EXERCISE MATERIALS:

____

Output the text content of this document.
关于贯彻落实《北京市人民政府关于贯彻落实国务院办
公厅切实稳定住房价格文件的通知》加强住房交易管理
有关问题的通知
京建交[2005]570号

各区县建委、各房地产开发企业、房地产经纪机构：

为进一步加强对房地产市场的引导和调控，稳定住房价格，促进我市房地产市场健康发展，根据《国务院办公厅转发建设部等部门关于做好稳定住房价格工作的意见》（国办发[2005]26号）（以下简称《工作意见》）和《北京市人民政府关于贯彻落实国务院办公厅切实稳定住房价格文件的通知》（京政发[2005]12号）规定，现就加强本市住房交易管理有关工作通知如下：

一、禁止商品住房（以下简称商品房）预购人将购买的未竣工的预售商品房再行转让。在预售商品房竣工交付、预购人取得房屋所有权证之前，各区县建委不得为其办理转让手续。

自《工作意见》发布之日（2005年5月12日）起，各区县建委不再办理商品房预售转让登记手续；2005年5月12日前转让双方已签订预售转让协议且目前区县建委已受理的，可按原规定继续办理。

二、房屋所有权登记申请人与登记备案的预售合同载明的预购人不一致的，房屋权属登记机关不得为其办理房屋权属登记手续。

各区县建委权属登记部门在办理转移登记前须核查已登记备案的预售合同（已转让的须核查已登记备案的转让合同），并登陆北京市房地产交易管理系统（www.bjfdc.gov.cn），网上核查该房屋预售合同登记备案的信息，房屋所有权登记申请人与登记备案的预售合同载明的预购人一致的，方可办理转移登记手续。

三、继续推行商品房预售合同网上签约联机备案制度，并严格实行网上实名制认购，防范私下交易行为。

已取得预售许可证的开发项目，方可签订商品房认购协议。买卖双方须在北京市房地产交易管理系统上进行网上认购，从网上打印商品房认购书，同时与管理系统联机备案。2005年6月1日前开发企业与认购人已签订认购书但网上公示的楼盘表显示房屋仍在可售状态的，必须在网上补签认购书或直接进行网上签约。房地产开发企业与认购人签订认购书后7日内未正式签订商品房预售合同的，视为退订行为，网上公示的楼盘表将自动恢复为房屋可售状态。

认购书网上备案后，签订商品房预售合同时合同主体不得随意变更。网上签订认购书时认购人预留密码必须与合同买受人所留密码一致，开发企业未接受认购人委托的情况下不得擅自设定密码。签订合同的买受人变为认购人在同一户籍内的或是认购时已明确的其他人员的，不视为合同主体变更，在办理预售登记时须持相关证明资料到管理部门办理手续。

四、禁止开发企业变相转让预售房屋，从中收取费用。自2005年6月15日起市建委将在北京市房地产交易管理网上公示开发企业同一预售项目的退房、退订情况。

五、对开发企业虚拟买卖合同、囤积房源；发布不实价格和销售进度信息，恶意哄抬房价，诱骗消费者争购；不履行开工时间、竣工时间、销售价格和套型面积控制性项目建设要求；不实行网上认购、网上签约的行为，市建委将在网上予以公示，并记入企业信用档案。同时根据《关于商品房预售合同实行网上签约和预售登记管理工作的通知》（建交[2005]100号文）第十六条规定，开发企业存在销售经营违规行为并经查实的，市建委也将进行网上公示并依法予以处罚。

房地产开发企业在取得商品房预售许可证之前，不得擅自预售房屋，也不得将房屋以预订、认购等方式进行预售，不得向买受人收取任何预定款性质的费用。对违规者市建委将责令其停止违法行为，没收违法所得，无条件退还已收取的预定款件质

____

WHAT YOU HAVE TO DO:
Restate the listing in full, word for word.

EXERCISE ANSWER:
Output the text content of this document.
关于贯彻落实《北京市人民政府关于贯彻落实国务院办
公厅切实稳定住房价格文件的通知》加强住房交易管理
有关问题的通知
京建交[2005]570号

各区县建委、各房地产开发企业、房地产经纪机构：

为进一步加强对房地产市场的引导和调控，稳定住房价格，促进我市房地产市场健康发展，根据《国务院办公厅转发建设部等部门关于做好稳定住房价格工作的意见》（国办发[2005]26号）（以下简称《工作意见》）和《北京市人民政府关于贯彻落实国务院办公厅切实稳定住房价格文件的通知》（京政发[2005]12号）规定，现就加强本市住房交易管理有关工作通知如下：

一、禁止商品住房（以下简称商品房）预购人将购买的未竣工的预售商品房再行转让。在预售商品房竣工交付、预购人取得房屋所有权证之前，各区县建委不得为其办理转让手续。

自《工作意见》发布之日（2005年5月12日）起，各区县建委不再办理商品房预售转让登记手续；2005年5月12日前转让双方已签订预售转让协议且目前区县建委已受理的，可按原规定继续办理。

二、房屋所有权登记申请人与登记备案的预售合同载明的预购人不一致的，房屋权属登记机关不得为其办理房屋权属登记手续。

各区县建委权属登记部门在办理转移登记前须核查已登记备案的预售合同（已转让的须核查已登记备案的转让合同），并登陆北京市房地产交易管理系统（www.bjfdc.gov.cn），网上核查该房屋预售合同登记备案的信息，房屋所有权登记申请人与登记备案的预售合同载明的预购人一致的，方可办理转移登记手续。

三、继续推行商品房预售合同网上签约联机备案制度，并严格实行网上实名制认购，防范私下交易行为。

已取得预售许可证的开发项目，方可签订商品房认购协议。买卖双方须在北京市房地产交易管理系统上进行网上认购，从网上打印商品房认购书，同时与管理系统联机备案。2005年6月1日前开发企业与认购人已签订认购书但网上公示的楼盘表显示房屋仍在可售状态的，必须在网上补签认购书或直接进行网上签约。房地产开发企业与认购人签订认购书后7日内未正式签订商品房预售合同的，视为退订行为，网上公示的楼盘表将自动恢复为房屋可售状态。

认购书网上备案后，签订商品房预售合同时合同主体不得随意变更。网上签订认购书时认购人预留密码必须与合同买受人所留密码一致，开发企业未接受认购人委托的情况下不得擅自设定密码。签订合同的买受人变为认购人在同一户籍内的或是认购时已明确的其他人员的，不视为合同主体变更，在办理预售登记时须持相关证明资料到管理部门办理手续。

四、禁止开发企业变相转让预售房屋，从中收取费用。自2005年6月15日起市建委将在北京市房地产交易管理网上公示开发企业同一预售项目的退房、退订情况。

五、对开发企业虚拟买卖合同、囤积房源；发布不实价格和销售进度信息，恶意哄抬房价，诱骗消费者争购；不履行开工时间、竣工时间、销售价格和套型面积控制性项目建设要求；不实行网上认购、网上签约的行为，市建委将在网上予以公示，并记入企业信用档案。同时根据《关于商品房预售合同实行网上签约和预售登记管理工作的通知》（建交[2005]100号文）第十六条规定，开发企业存在销售经营违规行为并经查实的，市建委也将进行网上公示并依法予以处罚。

房地产开发企业在取得商品房预售许可证之前，不得擅自预售房屋，也不得将房屋以预订、认购等方式进行预售，不得向买受人收取任何预定款性质的费用。对违规者市建委将责令其停止违法行为，没收违法所得，无条件退还已收取的预定款件质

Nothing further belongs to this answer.